__SET TASK__.
Find the lines that hold the word "detektor" and return them.

__INPUT DATA__.
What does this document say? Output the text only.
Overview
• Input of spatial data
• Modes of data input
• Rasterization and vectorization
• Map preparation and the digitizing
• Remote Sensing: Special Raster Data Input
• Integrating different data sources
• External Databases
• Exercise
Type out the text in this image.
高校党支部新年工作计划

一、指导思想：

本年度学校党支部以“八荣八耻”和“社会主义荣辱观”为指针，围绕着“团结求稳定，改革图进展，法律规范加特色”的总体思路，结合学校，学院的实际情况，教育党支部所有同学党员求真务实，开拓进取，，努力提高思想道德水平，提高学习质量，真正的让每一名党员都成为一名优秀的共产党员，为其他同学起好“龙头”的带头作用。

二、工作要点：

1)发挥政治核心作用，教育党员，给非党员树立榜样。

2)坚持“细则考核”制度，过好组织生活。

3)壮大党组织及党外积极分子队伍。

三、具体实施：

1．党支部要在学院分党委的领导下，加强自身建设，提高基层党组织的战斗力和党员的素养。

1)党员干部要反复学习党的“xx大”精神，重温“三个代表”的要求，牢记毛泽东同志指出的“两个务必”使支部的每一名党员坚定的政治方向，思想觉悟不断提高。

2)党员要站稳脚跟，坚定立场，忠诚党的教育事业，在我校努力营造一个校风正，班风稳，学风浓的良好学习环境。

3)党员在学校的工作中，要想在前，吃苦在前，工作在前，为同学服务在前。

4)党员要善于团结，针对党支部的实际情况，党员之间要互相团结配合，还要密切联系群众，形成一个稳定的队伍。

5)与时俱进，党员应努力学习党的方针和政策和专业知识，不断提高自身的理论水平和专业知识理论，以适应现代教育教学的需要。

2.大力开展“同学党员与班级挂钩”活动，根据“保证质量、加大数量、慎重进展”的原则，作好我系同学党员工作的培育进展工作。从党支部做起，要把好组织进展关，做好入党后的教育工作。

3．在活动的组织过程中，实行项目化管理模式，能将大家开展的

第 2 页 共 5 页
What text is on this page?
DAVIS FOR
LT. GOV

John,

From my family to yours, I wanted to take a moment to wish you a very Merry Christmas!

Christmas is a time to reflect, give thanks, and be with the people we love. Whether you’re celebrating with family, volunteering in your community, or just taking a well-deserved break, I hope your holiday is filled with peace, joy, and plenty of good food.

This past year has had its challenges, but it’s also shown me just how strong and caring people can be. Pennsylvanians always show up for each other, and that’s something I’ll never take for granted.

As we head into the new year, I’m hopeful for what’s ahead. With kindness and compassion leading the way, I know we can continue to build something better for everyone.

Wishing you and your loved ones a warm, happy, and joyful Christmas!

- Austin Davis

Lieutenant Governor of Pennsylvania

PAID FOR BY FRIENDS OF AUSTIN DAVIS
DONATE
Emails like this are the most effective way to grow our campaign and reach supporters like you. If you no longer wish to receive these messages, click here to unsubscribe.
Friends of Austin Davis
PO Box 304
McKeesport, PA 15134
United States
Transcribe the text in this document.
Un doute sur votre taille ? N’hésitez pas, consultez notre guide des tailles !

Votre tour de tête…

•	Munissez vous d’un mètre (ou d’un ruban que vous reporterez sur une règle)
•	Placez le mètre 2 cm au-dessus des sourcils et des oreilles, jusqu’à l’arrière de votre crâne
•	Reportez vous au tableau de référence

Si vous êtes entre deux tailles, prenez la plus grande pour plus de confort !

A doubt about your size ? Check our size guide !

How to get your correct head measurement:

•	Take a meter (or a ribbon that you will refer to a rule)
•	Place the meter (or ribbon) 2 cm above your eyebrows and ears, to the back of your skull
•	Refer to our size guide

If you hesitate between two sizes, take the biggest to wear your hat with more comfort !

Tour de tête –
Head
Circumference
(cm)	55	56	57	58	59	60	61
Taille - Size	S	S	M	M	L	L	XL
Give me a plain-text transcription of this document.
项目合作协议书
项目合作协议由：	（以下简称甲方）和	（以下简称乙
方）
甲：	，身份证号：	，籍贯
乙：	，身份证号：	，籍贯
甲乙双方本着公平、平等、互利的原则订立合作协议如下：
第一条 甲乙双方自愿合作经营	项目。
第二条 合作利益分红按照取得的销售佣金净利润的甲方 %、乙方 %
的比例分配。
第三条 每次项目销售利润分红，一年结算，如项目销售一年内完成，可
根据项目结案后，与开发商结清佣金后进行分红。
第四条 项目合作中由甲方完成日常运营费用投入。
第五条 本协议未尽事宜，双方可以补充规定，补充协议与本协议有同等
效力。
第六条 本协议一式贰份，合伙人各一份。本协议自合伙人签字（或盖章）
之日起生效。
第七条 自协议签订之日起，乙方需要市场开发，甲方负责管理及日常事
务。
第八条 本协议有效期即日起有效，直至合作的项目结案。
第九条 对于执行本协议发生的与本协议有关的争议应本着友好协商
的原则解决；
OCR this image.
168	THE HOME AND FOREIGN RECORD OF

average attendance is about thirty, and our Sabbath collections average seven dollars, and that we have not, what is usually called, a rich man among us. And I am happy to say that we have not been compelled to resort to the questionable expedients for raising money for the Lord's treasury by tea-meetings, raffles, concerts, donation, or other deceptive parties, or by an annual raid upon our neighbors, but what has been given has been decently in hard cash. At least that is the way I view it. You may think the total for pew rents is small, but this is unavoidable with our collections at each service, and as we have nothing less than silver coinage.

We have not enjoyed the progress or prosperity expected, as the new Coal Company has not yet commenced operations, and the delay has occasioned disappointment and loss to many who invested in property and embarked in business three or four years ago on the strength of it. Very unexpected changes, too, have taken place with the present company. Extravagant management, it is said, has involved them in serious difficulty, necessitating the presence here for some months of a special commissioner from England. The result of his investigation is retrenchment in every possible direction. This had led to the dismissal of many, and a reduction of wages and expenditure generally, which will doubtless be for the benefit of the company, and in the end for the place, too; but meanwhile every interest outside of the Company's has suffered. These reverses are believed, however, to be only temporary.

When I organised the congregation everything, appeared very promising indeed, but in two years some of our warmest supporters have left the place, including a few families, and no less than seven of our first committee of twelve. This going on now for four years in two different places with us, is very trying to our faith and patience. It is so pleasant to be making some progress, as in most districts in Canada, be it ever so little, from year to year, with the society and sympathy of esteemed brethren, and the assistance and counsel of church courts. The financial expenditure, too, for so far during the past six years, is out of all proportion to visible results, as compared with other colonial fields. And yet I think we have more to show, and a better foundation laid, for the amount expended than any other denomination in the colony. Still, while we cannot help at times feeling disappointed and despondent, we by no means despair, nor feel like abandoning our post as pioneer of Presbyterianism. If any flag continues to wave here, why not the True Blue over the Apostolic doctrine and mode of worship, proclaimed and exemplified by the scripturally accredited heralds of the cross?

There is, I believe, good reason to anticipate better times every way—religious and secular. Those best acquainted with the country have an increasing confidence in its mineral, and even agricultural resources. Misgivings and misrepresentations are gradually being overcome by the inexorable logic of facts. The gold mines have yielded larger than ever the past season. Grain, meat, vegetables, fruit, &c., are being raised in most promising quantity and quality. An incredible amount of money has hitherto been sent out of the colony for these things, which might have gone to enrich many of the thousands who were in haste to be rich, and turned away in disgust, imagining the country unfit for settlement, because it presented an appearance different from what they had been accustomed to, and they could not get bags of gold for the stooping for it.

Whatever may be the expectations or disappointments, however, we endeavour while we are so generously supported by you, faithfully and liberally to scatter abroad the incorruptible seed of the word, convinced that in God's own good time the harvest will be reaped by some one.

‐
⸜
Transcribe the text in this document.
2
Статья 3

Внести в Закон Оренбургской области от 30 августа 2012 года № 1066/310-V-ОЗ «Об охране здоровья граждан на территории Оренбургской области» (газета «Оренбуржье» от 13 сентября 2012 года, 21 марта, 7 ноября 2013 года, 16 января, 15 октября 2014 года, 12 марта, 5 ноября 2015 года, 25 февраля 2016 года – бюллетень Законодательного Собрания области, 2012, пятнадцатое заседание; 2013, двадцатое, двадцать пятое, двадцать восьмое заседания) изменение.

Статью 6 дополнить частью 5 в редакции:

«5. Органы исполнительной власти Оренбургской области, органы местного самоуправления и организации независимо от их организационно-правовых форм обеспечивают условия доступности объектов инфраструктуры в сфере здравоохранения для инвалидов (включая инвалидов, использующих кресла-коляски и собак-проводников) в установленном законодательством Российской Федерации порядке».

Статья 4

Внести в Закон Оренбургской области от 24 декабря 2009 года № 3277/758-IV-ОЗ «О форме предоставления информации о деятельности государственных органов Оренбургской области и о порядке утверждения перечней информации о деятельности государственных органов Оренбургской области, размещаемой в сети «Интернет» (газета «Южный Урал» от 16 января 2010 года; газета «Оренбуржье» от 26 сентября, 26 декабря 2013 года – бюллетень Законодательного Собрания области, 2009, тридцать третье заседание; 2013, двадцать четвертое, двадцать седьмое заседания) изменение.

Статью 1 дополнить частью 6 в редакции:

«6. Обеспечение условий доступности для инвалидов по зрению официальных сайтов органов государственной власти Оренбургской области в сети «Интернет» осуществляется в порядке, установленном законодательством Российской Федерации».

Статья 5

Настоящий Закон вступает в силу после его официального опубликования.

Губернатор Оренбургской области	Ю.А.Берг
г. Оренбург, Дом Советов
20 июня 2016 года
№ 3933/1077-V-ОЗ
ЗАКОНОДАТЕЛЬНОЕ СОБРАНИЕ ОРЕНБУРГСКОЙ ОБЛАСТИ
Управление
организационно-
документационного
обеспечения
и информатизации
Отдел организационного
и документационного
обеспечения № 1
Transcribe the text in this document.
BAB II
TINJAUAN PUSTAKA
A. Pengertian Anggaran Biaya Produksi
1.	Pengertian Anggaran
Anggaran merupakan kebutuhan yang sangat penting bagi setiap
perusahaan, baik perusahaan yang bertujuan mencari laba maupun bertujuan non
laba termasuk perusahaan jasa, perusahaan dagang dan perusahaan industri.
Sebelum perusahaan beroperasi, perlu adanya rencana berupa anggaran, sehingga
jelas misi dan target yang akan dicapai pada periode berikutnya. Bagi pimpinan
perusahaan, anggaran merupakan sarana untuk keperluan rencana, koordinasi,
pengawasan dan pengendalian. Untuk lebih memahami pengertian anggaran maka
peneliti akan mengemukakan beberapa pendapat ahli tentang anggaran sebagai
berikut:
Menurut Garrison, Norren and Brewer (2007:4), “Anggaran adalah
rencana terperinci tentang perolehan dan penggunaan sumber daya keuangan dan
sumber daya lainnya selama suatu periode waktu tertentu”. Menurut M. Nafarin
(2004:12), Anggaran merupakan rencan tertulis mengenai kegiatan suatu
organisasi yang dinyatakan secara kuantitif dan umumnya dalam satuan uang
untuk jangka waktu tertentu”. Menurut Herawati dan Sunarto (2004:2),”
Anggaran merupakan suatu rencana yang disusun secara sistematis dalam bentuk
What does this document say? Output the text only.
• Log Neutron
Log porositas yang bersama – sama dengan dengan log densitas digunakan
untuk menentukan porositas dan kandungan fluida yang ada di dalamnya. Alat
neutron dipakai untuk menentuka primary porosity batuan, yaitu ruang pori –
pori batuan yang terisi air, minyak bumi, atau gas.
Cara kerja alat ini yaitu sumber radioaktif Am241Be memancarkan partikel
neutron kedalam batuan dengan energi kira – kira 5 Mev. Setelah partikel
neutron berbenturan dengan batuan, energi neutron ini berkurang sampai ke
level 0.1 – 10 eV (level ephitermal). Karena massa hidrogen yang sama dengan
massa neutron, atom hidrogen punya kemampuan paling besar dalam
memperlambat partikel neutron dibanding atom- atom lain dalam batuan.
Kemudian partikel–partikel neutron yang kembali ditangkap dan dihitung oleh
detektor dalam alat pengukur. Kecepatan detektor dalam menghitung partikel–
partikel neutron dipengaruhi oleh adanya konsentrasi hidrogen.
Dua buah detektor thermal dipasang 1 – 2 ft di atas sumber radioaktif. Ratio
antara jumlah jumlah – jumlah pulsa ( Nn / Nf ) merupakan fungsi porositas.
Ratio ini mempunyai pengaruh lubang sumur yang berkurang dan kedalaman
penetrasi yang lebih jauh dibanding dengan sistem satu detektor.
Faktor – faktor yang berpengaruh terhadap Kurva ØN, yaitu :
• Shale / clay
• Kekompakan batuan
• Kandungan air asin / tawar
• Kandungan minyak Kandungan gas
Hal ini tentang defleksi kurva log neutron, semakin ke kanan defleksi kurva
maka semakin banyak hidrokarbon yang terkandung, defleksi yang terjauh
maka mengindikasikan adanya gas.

__SOLUTION TO THIS TASK__.
detektor dalam alat pengukur. Kecepatan detektor dalam menghitung partikel–
Dua buah detektor thermal dipasang 1 – 2 ft di atas sumber radioaktif. Ratio
penetrasi yang lebih jauh dibanding dengan sistem satu detektor.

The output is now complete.